• _The exercise_:
State how many lines of the entries include the string "Materials", please, leaving out everything but the number.

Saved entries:
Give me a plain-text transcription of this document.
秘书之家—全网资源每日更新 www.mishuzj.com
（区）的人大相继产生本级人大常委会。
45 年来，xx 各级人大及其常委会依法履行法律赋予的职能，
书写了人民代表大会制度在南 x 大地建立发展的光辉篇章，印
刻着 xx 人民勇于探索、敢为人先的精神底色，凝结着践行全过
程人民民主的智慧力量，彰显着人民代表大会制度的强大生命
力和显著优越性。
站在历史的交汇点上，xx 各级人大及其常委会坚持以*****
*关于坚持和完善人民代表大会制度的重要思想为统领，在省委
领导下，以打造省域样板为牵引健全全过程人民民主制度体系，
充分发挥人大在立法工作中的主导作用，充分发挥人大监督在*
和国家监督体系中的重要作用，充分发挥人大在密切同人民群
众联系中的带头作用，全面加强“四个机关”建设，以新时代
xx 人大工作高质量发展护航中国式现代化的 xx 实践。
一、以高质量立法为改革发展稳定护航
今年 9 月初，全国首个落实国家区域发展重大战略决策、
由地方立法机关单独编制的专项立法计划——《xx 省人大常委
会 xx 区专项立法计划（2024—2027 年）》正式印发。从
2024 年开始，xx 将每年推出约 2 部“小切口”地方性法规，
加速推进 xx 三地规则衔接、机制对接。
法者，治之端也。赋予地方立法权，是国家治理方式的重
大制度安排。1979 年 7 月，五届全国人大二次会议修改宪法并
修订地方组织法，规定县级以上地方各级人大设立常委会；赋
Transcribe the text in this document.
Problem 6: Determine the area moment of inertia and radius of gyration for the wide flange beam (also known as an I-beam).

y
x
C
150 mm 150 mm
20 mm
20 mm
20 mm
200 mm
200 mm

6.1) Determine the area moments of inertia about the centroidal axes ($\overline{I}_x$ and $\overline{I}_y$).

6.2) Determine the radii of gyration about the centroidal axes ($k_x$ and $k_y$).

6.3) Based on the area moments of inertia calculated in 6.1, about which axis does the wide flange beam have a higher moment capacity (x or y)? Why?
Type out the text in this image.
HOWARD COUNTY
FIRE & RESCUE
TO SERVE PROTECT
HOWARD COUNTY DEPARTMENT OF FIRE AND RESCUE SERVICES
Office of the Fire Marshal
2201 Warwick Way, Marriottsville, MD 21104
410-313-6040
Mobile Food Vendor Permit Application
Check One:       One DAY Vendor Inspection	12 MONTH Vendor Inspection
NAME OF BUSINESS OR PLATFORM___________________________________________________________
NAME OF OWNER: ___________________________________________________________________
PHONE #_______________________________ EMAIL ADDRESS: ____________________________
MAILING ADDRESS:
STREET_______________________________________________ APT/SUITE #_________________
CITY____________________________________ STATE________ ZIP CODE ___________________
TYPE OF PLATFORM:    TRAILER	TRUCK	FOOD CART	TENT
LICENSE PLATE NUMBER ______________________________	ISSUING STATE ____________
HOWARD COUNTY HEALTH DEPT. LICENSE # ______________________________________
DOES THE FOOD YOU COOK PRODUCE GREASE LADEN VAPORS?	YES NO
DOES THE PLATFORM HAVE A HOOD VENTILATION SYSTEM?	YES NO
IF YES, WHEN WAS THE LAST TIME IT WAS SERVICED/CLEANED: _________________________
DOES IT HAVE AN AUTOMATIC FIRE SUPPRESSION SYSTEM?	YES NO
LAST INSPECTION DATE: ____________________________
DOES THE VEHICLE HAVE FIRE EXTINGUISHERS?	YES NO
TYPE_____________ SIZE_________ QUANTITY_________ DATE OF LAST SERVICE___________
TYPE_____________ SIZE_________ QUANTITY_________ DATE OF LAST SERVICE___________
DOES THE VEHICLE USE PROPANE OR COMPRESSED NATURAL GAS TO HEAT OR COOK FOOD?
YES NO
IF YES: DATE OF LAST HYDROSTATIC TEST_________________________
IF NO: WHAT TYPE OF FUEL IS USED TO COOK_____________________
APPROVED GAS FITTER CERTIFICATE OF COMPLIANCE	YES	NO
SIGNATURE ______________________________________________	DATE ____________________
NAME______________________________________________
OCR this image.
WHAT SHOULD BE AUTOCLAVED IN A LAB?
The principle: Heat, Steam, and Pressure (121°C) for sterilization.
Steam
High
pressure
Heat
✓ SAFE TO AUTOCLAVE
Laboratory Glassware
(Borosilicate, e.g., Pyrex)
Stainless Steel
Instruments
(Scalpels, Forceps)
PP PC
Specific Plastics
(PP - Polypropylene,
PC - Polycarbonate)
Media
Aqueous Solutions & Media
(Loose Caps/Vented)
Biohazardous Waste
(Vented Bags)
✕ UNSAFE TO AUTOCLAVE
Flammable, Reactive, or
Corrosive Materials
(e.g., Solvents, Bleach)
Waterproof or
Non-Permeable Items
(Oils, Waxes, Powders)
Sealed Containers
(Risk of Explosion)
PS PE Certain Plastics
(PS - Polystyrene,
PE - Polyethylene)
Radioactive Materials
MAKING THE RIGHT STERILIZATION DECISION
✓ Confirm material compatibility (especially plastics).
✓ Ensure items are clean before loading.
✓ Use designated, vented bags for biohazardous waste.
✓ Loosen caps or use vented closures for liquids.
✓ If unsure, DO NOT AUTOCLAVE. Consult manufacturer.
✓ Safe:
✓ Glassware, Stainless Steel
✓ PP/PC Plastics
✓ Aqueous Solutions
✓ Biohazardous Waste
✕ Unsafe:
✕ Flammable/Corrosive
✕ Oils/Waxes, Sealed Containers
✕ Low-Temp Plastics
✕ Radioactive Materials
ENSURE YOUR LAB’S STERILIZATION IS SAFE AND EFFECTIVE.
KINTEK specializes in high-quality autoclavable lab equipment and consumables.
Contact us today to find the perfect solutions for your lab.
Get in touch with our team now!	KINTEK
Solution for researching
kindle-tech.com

• _The answer_:
3